**STATED GOAL**
Transcribe every entry word for word, leaving out all images.
◆ ◆ ◆ ◆
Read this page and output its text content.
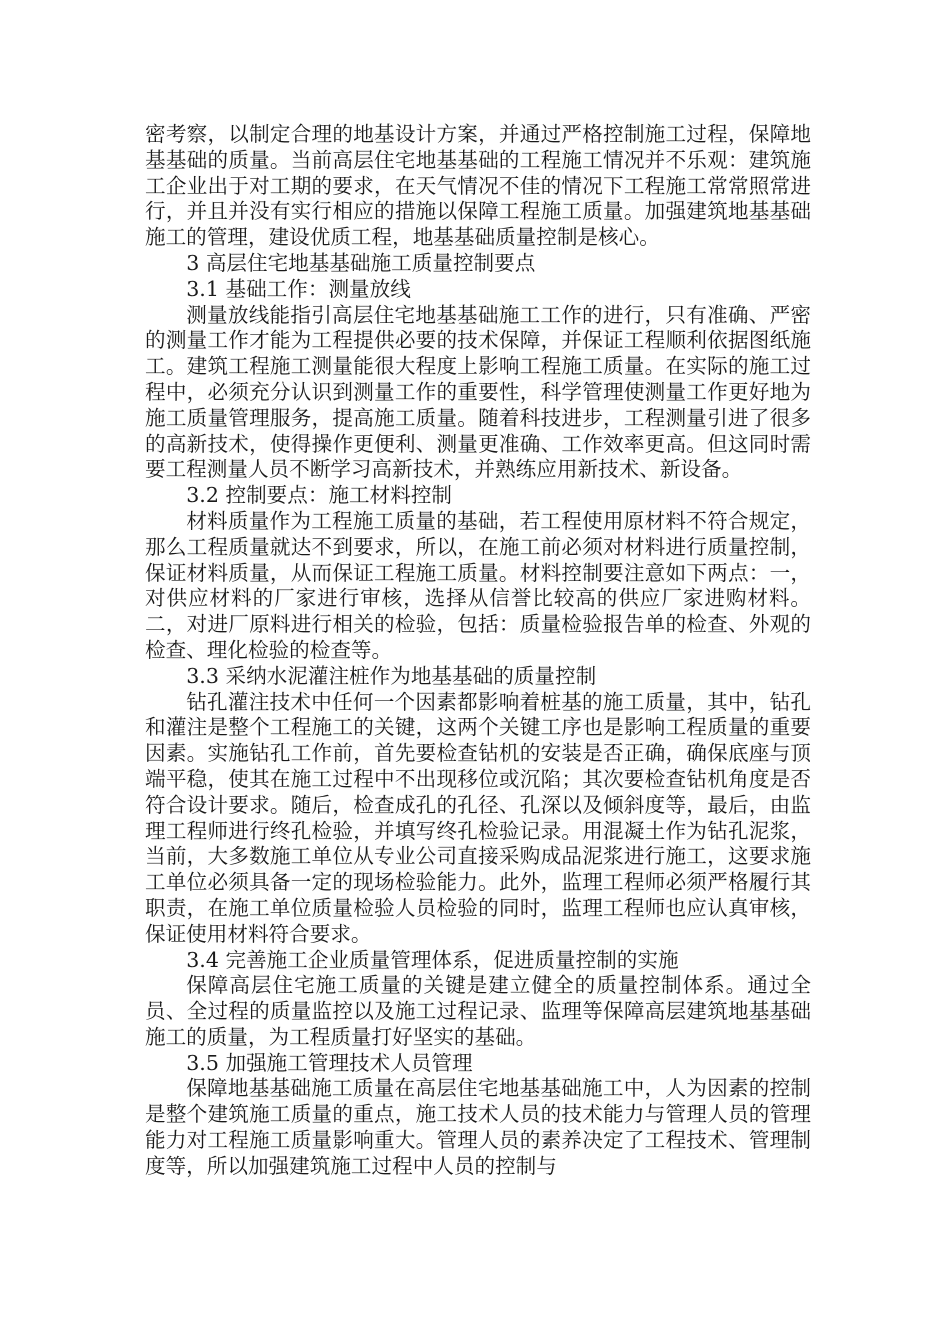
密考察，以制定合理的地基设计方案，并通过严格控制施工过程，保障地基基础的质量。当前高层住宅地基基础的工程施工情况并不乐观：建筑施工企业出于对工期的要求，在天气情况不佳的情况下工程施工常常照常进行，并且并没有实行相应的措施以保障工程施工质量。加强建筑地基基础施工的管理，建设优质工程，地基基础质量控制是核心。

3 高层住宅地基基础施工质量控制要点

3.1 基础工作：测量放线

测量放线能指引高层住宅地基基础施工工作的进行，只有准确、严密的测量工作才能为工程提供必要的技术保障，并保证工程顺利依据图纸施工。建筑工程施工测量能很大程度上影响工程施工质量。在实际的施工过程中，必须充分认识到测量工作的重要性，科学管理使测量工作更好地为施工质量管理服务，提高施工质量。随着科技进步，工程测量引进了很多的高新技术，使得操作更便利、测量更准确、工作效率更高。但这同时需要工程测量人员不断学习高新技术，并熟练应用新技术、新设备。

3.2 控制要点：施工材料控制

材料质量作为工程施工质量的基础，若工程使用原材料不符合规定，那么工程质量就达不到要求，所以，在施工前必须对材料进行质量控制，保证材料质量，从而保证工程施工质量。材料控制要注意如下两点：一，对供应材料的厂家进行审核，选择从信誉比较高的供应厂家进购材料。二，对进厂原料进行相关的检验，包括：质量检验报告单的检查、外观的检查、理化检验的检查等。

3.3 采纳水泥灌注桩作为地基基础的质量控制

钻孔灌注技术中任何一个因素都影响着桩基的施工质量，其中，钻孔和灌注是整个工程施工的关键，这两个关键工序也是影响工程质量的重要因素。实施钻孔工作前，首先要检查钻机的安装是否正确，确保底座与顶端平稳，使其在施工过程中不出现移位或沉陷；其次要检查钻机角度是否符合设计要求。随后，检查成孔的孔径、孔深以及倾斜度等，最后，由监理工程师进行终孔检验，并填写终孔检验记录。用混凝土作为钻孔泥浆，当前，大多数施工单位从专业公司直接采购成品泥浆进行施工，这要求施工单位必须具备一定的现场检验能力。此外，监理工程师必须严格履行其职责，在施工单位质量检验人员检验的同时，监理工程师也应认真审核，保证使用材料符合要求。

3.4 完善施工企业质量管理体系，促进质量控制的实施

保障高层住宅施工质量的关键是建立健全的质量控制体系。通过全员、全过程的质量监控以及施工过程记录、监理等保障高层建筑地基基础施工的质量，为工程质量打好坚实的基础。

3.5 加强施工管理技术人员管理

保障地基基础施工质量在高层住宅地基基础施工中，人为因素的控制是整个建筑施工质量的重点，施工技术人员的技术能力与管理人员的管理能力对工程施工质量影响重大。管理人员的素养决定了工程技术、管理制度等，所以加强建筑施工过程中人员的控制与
◆ ◆ ◆ ◆
**RESULT**
Read this page and output its text content.
密考察，以制定合理的地基设计方案，并通过严格控制施工过程，保障地基基础的质量。当前高层住宅地基基础的工程施工情况并不乐观：建筑施工企业出于对工期的要求，在天气情况不佳的情况下工程施工常常照常进行，并且并没有实行相应的措施以保障工程施工质量。加强建筑地基基础施工的管理，建设优质工程，地基基础质量控制是核心。

3 高层住宅地基基础施工质量控制要点

3.1 基础工作：测量放线

测量放线能指引高层住宅地基基础施工工作的进行，只有准确、严密的测量工作才能为工程提供必要的技术保障，并保证工程顺利依据图纸施工。建筑工程施工测量能很大程度上影响工程施工质量。在实际的施工过程中，必须充分认识到测量工作的重要性，科学管理使测量工作更好地为施工质量管理服务，提高施工质量。随着科技进步，工程测量引进了很多的高新技术，使得操作更便利、测量更准确、工作效率更高。但这同时需要工程测量人员不断学习高新技术，并熟练应用新技术、新设备。

3.2 控制要点：施工材料控制

材料质量作为工程施工质量的基础，若工程使用原材料不符合规定，那么工程质量就达不到要求，所以，在施工前必须对材料进行质量控制，保证材料质量，从而保证工程施工质量。材料控制要注意如下两点：一，对供应材料的厂家进行审核，选择从信誉比较高的供应厂家进购材料。二，对进厂原料进行相关的检验，包括：质量检验报告单的检查、外观的检查、理化检验的检查等。

3.3 采纳水泥灌注桩作为地基基础的质量控制

钻孔灌注技术中任何一个因素都影响着桩基的施工质量，其中，钻孔和灌注是整个工程施工的关键，这两个关键工序也是影响工程质量的重要因素。实施钻孔工作前，首先要检查钻机的安装是否正确，确保底座与顶端平稳，使其在施工过程中不出现移位或沉陷；其次要检查钻机角度是否符合设计要求。随后，检查成孔的孔径、孔深以及倾斜度等，最后，由监理工程师进行终孔检验，并填写终孔检验记录。用混凝土作为钻孔泥浆，当前，大多数施工单位从专业公司直接采购成品泥浆进行施工，这要求施工单位必须具备一定的现场检验能力。此外，监理工程师必须严格履行其职责，在施工单位质量检验人员检验的同时，监理工程师也应认真审核，保证使用材料符合要求。

3.4 完善施工企业质量管理体系，促进质量控制的实施

保障高层住宅施工质量的关键是建立健全的质量控制体系。通过全员、全过程的质量监控以及施工过程记录、监理等保障高层建筑地基基础施工的质量，为工程质量打好坚实的基础。

3.5 加强施工管理技术人员管理

保障地基基础施工质量在高层住宅地基基础施工中，人为因素的控制是整个建筑施工质量的重点，施工技术人员的技术能力与管理人员的管理能力对工程施工质量影响重大。管理人员的素养决定了工程技术、管理制度等，所以加强建筑施工过程中人员的控制与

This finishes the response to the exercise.